BEGIN Data excerpts
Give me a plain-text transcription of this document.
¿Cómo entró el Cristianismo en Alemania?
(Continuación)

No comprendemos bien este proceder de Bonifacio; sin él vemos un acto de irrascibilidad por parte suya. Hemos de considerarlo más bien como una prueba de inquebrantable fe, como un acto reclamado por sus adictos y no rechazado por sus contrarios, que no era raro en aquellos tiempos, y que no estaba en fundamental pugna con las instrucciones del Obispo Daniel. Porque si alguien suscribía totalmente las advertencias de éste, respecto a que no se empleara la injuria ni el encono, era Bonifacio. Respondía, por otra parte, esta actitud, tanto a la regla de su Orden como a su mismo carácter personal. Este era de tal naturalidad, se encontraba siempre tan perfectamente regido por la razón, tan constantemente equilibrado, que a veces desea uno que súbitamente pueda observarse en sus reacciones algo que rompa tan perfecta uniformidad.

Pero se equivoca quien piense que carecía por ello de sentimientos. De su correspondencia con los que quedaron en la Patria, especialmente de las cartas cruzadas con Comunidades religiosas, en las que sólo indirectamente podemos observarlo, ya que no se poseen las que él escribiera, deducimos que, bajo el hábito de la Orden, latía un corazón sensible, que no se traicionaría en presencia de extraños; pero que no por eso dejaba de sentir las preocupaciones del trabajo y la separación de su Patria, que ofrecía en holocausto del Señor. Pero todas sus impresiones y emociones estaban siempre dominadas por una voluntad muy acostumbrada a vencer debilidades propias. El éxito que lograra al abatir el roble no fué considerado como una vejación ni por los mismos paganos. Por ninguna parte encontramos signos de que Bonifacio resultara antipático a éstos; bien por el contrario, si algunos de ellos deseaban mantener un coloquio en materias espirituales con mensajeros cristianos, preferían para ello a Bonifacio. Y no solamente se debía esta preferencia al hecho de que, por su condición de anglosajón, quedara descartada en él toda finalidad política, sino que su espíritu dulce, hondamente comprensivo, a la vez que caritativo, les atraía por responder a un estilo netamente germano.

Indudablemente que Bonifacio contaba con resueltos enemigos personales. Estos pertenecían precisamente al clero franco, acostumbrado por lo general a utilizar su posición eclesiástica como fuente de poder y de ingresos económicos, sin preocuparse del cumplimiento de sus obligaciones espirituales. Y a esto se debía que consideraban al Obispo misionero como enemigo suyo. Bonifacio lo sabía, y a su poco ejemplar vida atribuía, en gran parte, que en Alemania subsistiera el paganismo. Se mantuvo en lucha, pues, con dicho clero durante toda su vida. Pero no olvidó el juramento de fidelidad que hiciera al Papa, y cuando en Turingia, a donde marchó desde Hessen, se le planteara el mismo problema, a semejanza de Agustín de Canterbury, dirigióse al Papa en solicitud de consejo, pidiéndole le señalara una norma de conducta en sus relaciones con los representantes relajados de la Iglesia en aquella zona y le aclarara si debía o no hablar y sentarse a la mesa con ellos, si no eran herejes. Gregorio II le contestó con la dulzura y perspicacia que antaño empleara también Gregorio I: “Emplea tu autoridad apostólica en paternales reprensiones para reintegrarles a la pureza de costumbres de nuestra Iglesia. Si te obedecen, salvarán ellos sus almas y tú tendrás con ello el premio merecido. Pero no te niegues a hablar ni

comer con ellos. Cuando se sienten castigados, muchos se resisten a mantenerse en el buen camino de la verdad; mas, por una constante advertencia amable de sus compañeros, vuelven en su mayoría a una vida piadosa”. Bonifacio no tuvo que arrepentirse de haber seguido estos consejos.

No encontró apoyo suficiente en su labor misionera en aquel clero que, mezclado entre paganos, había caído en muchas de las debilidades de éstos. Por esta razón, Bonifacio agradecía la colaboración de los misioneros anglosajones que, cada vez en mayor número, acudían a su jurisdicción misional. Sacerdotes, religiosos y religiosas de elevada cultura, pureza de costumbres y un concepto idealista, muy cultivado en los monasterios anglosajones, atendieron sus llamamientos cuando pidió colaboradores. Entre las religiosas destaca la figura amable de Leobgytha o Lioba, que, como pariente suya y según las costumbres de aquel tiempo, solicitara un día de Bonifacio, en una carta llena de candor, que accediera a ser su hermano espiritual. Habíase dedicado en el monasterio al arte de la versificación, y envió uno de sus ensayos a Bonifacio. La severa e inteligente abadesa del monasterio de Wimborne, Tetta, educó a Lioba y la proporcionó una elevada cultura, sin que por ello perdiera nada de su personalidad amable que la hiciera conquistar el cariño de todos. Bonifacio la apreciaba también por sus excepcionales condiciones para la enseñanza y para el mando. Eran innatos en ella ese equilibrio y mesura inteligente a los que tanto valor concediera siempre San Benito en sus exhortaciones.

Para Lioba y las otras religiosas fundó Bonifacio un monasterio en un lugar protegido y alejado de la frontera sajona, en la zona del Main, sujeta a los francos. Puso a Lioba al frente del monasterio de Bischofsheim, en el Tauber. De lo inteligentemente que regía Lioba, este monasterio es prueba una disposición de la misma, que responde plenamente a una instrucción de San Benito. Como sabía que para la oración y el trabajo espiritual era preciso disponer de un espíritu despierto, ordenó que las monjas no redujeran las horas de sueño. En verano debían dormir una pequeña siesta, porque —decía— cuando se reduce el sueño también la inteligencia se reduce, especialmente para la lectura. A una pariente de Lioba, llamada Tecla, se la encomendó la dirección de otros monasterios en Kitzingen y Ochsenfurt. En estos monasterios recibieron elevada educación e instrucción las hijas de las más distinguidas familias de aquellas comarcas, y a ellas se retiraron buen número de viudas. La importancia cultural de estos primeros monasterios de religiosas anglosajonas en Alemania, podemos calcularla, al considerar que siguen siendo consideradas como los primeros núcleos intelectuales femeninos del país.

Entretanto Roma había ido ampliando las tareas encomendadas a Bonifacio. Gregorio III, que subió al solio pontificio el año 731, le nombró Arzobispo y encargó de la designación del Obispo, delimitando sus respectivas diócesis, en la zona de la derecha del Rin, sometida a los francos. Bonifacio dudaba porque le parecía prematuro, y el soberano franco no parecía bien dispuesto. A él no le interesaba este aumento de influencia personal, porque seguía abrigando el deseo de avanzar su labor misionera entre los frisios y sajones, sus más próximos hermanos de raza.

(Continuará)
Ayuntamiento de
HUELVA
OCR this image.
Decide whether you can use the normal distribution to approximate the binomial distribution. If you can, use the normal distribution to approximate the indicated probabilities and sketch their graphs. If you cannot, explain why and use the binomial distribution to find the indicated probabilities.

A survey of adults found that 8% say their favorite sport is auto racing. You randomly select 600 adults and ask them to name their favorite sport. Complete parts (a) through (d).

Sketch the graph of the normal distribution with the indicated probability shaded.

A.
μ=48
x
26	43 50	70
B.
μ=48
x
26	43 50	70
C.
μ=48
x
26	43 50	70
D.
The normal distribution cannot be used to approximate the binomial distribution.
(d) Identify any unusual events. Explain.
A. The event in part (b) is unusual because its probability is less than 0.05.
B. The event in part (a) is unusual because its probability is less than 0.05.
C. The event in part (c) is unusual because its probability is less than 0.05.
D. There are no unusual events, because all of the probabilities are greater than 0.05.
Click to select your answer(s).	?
END Data excerpts
__Task requirements__:
Say how many lines of the data include the word "select". Nothing other than the number should be given.

__The completed task__:
2